▸ Objective:
Show every line that has the string "this" in it.

━━ Input data ━━

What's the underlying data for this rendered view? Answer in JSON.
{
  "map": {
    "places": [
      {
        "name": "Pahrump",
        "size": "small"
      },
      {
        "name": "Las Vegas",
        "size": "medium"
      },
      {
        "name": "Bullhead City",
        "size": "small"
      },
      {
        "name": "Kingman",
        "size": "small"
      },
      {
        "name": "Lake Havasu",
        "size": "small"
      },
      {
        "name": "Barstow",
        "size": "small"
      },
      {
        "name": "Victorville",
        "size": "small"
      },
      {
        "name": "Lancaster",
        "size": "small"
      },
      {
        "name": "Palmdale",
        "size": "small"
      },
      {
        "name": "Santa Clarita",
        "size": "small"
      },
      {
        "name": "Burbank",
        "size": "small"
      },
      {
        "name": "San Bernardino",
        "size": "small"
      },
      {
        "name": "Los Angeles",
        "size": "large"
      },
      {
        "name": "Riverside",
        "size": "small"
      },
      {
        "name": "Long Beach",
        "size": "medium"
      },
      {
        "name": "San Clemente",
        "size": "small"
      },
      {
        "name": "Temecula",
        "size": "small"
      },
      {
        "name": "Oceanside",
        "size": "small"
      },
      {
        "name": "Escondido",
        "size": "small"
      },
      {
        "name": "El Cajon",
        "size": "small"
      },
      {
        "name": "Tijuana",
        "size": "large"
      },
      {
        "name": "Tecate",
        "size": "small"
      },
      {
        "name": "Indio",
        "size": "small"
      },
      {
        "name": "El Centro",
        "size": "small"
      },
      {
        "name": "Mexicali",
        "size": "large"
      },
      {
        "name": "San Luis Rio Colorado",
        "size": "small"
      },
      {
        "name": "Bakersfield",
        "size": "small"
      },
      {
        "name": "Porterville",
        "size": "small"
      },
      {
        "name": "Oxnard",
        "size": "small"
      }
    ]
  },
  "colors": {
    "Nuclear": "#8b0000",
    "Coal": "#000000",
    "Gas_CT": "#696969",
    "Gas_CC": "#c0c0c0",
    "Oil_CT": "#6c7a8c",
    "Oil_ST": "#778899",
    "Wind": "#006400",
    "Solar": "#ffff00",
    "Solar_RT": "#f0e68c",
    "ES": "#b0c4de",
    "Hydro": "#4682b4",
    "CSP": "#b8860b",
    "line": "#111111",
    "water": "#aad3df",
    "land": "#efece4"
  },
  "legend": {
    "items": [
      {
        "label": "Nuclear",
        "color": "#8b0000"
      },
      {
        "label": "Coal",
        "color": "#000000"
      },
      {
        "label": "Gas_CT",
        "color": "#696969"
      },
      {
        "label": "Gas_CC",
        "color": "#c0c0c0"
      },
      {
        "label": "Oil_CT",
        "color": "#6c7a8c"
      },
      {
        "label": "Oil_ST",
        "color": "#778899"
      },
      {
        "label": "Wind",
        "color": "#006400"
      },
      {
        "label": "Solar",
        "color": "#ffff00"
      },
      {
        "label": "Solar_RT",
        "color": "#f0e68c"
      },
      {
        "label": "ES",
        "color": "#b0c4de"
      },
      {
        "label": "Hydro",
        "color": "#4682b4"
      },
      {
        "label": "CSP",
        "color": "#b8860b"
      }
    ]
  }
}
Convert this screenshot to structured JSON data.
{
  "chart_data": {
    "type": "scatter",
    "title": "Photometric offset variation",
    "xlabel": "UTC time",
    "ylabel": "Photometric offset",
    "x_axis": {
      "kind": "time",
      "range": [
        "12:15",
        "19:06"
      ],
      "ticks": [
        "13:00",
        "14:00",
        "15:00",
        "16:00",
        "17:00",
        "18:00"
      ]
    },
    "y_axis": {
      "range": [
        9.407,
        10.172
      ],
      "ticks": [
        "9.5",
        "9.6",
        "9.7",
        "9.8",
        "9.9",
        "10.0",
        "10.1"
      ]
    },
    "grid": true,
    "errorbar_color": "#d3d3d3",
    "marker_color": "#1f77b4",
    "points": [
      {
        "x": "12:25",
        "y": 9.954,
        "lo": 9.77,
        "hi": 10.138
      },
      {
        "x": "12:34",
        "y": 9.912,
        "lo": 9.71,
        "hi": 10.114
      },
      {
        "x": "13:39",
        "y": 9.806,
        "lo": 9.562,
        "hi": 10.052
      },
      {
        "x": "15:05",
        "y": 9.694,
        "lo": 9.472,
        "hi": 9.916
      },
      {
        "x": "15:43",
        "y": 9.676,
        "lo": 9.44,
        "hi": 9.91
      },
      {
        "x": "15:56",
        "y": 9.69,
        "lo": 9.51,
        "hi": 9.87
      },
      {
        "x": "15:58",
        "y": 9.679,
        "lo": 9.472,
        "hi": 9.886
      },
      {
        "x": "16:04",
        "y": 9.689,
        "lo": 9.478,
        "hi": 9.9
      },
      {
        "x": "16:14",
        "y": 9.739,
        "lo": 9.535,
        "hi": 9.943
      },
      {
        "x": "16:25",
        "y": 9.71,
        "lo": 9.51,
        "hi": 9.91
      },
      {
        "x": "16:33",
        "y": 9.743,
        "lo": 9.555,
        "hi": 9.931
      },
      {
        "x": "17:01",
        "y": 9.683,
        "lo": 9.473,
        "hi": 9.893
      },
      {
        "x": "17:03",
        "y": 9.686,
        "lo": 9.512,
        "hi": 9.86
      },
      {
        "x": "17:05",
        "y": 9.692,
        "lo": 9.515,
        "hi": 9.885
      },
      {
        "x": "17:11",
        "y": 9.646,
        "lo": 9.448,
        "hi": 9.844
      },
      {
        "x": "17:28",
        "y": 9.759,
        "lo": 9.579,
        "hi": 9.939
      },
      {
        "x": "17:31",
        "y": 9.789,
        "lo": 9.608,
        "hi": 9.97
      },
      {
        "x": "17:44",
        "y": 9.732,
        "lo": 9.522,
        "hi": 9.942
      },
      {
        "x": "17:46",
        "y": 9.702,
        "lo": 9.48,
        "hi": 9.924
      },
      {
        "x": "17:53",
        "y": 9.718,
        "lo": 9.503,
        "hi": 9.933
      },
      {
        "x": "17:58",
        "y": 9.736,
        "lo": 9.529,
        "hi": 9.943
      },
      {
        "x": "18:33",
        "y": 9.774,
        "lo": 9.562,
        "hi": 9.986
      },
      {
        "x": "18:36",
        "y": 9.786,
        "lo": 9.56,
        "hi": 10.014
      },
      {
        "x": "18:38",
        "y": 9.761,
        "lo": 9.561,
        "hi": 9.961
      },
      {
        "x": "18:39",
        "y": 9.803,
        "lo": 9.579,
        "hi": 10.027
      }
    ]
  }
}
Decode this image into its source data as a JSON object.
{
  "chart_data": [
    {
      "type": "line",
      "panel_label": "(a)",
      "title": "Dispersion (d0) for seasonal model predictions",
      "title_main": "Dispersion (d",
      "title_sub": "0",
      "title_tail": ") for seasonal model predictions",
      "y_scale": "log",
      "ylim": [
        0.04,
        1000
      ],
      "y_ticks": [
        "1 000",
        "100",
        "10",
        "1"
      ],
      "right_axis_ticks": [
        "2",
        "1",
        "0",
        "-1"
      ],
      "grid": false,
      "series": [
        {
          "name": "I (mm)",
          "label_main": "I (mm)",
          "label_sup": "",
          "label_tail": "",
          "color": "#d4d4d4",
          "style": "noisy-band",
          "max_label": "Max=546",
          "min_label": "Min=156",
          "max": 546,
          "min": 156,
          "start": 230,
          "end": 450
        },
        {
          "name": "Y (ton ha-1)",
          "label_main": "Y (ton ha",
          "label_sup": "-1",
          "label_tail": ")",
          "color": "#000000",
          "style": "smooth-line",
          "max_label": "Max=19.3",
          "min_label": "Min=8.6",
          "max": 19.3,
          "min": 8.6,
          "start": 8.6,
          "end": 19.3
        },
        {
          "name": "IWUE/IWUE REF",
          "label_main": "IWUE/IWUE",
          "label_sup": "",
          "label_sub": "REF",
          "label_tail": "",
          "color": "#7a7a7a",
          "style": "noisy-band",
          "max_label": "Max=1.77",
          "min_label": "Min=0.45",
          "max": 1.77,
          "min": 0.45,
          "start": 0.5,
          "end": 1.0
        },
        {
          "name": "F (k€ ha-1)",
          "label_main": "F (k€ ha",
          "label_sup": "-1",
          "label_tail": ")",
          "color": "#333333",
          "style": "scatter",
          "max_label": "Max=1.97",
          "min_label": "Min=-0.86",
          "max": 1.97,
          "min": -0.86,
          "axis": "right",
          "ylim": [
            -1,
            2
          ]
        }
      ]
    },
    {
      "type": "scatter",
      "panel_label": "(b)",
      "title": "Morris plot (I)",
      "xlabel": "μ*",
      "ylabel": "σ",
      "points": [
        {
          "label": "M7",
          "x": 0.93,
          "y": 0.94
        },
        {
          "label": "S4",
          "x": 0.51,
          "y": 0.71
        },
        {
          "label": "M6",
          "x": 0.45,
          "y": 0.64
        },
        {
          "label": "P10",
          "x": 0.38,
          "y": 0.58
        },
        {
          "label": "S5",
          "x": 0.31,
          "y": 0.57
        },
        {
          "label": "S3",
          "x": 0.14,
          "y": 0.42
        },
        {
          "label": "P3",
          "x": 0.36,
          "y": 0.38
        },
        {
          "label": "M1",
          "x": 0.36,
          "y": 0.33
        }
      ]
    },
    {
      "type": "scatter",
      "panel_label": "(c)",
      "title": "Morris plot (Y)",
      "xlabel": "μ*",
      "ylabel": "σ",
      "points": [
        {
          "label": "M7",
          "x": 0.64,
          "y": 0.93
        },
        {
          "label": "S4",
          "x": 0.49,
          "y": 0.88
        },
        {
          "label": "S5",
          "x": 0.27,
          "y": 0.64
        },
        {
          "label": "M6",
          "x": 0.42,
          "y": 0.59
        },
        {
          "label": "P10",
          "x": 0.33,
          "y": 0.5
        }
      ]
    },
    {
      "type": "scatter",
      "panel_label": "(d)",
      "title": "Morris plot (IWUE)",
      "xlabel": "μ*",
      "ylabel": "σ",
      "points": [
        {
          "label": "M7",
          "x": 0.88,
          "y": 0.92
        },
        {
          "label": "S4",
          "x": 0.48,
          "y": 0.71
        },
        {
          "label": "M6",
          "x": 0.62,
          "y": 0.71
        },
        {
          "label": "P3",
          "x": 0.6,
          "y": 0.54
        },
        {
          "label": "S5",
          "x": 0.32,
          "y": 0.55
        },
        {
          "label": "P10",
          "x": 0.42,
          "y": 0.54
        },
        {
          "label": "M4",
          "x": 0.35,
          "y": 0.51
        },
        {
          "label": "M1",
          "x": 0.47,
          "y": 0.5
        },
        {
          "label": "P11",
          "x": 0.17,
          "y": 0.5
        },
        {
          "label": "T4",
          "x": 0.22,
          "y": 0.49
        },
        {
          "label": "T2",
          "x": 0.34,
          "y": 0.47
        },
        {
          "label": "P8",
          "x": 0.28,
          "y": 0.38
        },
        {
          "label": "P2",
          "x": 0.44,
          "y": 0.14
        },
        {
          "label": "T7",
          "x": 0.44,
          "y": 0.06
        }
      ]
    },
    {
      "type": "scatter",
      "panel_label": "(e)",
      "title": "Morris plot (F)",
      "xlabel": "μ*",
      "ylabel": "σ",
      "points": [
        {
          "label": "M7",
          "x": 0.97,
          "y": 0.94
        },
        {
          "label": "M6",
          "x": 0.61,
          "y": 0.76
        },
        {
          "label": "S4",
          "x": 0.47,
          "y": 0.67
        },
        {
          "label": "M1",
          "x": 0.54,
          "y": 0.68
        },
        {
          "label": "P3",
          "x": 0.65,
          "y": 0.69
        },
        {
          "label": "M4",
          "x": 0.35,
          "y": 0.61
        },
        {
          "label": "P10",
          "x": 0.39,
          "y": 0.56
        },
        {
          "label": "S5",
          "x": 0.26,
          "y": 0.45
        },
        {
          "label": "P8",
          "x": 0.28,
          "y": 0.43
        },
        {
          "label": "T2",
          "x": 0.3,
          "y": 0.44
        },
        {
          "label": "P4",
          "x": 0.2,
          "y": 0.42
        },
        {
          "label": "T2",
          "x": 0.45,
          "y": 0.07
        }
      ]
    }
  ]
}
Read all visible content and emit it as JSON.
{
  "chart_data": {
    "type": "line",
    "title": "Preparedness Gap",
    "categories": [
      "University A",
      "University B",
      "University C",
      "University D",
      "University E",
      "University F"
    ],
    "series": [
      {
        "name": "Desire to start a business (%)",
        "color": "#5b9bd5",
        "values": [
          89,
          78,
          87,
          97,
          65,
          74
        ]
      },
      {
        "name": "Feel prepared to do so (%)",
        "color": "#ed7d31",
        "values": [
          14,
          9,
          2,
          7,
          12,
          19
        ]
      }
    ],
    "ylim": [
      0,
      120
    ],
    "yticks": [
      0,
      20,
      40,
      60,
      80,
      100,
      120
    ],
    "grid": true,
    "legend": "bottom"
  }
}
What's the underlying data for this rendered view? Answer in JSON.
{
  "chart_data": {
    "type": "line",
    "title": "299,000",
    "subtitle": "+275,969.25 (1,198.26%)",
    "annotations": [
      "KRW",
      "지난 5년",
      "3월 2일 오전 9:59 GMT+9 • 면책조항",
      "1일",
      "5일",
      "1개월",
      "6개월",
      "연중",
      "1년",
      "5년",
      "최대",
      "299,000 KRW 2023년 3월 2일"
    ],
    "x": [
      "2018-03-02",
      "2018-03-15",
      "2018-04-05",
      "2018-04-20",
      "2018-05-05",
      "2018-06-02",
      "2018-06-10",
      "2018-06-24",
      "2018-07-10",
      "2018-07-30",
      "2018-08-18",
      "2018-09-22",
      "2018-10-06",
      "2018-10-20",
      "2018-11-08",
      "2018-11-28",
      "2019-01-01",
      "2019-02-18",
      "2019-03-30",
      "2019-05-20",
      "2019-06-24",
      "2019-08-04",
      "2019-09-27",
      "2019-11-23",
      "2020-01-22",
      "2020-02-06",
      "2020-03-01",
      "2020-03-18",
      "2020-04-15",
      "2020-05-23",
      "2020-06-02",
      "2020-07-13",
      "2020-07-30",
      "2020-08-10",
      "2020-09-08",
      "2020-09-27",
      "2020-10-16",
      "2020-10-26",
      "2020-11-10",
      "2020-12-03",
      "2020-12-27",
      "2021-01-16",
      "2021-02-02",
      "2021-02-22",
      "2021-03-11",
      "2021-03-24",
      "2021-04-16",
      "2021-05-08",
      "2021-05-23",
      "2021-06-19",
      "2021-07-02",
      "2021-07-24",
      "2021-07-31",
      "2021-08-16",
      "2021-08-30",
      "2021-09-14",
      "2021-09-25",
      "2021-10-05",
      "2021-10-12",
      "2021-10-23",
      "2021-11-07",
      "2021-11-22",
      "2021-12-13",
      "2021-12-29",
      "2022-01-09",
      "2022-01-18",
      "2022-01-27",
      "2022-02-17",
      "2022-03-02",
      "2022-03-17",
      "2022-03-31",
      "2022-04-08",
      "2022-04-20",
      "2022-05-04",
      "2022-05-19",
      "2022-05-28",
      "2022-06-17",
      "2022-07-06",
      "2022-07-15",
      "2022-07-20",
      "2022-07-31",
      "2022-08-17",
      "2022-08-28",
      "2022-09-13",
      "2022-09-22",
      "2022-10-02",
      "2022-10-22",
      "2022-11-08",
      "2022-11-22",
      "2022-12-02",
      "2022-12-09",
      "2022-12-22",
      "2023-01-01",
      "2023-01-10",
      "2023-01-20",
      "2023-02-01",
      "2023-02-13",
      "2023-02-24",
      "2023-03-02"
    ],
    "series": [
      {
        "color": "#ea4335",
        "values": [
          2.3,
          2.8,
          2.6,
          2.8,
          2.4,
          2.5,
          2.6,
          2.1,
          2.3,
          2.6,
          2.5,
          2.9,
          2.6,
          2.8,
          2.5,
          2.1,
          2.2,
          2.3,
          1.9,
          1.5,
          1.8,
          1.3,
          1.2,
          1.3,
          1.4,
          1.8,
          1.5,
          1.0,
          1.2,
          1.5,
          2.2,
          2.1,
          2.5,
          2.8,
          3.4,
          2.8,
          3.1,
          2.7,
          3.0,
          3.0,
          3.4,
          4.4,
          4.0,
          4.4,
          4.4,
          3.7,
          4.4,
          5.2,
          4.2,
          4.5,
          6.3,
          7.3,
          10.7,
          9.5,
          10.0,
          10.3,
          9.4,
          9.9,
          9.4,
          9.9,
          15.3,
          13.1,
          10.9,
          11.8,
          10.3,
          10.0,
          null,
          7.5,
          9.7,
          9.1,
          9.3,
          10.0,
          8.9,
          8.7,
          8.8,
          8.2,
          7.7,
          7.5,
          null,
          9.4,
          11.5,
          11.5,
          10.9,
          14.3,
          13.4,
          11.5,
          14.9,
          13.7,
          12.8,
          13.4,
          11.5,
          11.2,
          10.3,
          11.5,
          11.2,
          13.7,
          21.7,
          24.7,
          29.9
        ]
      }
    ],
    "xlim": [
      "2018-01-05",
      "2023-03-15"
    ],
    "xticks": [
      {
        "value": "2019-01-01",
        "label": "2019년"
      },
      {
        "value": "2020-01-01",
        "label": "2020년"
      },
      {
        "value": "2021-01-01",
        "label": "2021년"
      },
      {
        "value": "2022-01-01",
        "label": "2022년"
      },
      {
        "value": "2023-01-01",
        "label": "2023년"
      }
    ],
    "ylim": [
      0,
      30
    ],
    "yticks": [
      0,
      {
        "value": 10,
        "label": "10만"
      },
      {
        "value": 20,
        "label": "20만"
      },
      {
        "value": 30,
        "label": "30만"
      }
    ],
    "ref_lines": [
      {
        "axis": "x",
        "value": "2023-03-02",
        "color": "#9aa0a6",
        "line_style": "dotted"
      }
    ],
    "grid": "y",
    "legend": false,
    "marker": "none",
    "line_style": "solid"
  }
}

━━━

▸ Response to the task:
What's the underlying data for this rendered view? Answer in JSON.
Convert this screenshot to structured JSON data.
Decode this image into its source data as a JSON object.
What's the underlying data for this rendered view? Answer in JSON.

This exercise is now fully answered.